_Data for the task_

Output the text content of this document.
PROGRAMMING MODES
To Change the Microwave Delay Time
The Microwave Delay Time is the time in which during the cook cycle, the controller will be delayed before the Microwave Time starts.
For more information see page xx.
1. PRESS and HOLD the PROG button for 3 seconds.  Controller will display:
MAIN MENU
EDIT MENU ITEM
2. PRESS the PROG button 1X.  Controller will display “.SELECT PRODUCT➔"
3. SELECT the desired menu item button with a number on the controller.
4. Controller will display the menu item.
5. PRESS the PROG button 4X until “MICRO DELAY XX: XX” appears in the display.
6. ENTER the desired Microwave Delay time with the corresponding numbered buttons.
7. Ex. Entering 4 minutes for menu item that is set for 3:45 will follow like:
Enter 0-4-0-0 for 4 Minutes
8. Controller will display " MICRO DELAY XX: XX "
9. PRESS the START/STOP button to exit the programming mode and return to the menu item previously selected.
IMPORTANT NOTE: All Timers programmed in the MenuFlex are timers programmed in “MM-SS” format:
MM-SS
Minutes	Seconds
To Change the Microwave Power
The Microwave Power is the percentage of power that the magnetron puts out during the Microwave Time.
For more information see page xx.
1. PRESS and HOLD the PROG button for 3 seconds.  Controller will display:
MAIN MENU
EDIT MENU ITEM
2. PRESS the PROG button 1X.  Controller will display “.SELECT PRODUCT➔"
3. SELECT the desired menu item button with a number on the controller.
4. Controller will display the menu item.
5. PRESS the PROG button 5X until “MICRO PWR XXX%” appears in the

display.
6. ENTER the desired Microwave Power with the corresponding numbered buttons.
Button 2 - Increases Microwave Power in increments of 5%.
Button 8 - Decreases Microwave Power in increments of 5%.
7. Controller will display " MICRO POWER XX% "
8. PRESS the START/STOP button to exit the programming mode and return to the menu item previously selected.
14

_Problem to work on_
Without changing a word, restate the whole listing.

_Full answer_
Output the text content of this document.
PROGRAMMING MODES
To Change the Microwave Delay Time
The Microwave Delay Time is the time in which during the cook cycle, the controller will be delayed before the Microwave Time starts.
For more information see page xx.
1. PRESS and HOLD the PROG button for 3 seconds.  Controller will display:
MAIN MENU
EDIT MENU ITEM
2. PRESS the PROG button 1X.  Controller will display “.SELECT PRODUCT➔"
3. SELECT the desired menu item button with a number on the controller.
4. Controller will display the menu item.
5. PRESS the PROG button 4X until “MICRO DELAY XX: XX” appears in the display.
6. ENTER the desired Microwave Delay time with the corresponding numbered buttons.
7. Ex. Entering 4 minutes for menu item that is set for 3:45 will follow like:
Enter 0-4-0-0 for 4 Minutes
8. Controller will display " MICRO DELAY XX: XX "
9. PRESS the START/STOP button to exit the programming mode and return to the menu item previously selected.
IMPORTANT NOTE: All Timers programmed in the MenuFlex are timers programmed in “MM-SS” format:
MM-SS
Minutes	Seconds
To Change the Microwave Power
The Microwave Power is the percentage of power that the magnetron puts out during the Microwave Time.
For more information see page xx.
1. PRESS and HOLD the PROG button for 3 seconds.  Controller will display:
MAIN MENU
EDIT MENU ITEM
2. PRESS the PROG button 1X.  Controller will display “.SELECT PRODUCT➔"
3. SELECT the desired menu item button with a number on the controller.
4. Controller will display the menu item.
5. PRESS the PROG button 5X until “MICRO PWR XXX%” appears in the

display.
6. ENTER the desired Microwave Power with the corresponding numbered buttons.
Button 2 - Increases Microwave Power in increments of 5%.
Button 8 - Decreases Microwave Power in increments of 5%.
7. Controller will display " MICRO POWER XX% "
8. PRESS the START/STOP button to exit the programming mode and return to the menu item previously selected.
14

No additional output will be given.